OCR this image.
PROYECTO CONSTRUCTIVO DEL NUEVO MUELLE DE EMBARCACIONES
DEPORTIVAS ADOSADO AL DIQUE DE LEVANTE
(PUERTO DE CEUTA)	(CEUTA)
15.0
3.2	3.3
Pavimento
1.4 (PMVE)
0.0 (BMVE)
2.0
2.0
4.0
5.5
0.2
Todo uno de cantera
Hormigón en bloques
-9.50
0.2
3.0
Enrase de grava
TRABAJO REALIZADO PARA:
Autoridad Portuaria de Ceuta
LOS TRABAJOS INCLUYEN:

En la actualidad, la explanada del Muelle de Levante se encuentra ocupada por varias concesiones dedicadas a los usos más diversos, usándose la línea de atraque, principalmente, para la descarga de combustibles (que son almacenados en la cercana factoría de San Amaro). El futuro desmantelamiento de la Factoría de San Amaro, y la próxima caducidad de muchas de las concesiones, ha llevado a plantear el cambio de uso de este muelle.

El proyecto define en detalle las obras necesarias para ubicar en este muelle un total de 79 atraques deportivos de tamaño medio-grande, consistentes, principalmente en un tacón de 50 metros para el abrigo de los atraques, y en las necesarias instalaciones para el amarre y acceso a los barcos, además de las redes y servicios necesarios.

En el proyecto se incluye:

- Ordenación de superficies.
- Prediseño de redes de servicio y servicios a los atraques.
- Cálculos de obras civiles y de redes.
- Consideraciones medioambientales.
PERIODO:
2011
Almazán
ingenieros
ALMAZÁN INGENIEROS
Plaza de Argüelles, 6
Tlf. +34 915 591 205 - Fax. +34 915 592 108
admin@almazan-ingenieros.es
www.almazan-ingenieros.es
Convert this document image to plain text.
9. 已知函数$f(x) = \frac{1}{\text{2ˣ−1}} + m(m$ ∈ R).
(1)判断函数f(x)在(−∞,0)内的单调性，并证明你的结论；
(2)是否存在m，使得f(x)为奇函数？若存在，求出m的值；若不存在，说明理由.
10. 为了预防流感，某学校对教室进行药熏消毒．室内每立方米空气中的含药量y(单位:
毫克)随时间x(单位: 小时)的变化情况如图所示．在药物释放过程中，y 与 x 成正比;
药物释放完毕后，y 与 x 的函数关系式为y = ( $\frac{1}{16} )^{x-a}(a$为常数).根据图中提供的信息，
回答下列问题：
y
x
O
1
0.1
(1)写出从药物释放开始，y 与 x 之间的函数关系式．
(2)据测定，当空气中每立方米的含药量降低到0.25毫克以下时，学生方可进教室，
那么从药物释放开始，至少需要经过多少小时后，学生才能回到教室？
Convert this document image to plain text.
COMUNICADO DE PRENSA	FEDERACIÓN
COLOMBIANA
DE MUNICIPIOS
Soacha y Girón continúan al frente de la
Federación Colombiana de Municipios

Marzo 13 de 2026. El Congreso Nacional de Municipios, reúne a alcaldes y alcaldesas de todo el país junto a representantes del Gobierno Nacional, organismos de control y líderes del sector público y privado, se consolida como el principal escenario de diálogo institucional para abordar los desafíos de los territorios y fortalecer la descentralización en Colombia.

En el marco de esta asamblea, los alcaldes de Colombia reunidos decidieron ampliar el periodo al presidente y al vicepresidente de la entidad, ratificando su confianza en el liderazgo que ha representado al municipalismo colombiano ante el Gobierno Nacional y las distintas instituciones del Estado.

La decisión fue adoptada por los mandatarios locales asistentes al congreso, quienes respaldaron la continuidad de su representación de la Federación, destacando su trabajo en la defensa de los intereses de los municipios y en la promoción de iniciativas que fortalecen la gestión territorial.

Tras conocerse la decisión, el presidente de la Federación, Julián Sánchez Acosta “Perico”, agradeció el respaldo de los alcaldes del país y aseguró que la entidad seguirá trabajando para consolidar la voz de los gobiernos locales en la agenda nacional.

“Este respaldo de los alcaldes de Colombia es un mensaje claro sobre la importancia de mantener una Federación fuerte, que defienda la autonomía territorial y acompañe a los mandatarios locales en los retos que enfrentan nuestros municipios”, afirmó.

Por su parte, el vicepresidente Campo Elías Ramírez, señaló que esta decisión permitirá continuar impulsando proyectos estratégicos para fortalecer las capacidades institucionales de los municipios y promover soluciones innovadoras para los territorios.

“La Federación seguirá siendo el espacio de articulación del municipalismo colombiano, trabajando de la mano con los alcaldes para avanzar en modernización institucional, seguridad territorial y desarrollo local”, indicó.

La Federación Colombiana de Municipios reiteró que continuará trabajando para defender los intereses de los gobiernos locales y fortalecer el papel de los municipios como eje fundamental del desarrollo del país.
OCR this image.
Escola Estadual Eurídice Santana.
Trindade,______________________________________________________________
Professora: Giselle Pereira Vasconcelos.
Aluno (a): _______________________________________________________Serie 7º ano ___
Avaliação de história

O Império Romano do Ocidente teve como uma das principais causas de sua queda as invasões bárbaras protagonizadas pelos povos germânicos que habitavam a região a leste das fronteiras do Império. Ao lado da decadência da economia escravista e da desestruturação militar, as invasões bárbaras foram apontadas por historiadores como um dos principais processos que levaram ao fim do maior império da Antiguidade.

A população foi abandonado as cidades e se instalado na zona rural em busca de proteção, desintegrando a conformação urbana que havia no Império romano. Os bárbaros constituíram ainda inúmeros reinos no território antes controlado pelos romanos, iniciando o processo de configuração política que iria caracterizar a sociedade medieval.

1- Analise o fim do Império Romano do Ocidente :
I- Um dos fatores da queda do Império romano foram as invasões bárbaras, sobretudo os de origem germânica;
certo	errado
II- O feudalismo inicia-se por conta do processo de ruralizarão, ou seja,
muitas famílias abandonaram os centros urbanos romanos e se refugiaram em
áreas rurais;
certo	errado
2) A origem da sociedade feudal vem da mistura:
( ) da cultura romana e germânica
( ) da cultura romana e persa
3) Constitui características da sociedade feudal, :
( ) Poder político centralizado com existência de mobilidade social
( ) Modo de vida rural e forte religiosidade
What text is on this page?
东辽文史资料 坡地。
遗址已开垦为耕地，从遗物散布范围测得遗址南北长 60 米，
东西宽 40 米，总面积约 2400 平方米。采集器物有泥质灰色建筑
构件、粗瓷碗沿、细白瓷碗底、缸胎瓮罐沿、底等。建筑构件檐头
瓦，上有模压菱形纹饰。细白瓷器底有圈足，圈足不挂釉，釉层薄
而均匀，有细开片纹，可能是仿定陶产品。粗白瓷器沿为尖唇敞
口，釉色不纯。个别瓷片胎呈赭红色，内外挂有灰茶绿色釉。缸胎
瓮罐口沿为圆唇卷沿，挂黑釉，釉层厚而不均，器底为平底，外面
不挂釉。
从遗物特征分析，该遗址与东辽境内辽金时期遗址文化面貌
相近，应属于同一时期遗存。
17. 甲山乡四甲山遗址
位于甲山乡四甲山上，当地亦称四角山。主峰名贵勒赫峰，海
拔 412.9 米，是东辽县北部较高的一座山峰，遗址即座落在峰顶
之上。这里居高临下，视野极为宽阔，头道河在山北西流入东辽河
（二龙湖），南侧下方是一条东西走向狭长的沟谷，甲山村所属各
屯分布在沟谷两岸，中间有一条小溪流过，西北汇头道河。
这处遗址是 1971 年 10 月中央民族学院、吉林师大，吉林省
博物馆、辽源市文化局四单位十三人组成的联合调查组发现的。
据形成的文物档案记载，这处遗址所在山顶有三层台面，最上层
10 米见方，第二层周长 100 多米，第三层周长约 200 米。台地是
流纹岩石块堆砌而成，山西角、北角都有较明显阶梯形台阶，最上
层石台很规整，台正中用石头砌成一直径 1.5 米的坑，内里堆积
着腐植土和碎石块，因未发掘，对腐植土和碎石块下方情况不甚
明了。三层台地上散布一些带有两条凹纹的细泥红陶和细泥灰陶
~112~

* [Requirement]
Return every line from the records above that holds the word "text".

* [Exercise output]
Convert this document image to plain text.
9. 已知函数$f(x) = \frac{1}{\text{2ˣ−1}} + m(m$ ∈ R).
Convert this document image to plain text.
What text is on this page?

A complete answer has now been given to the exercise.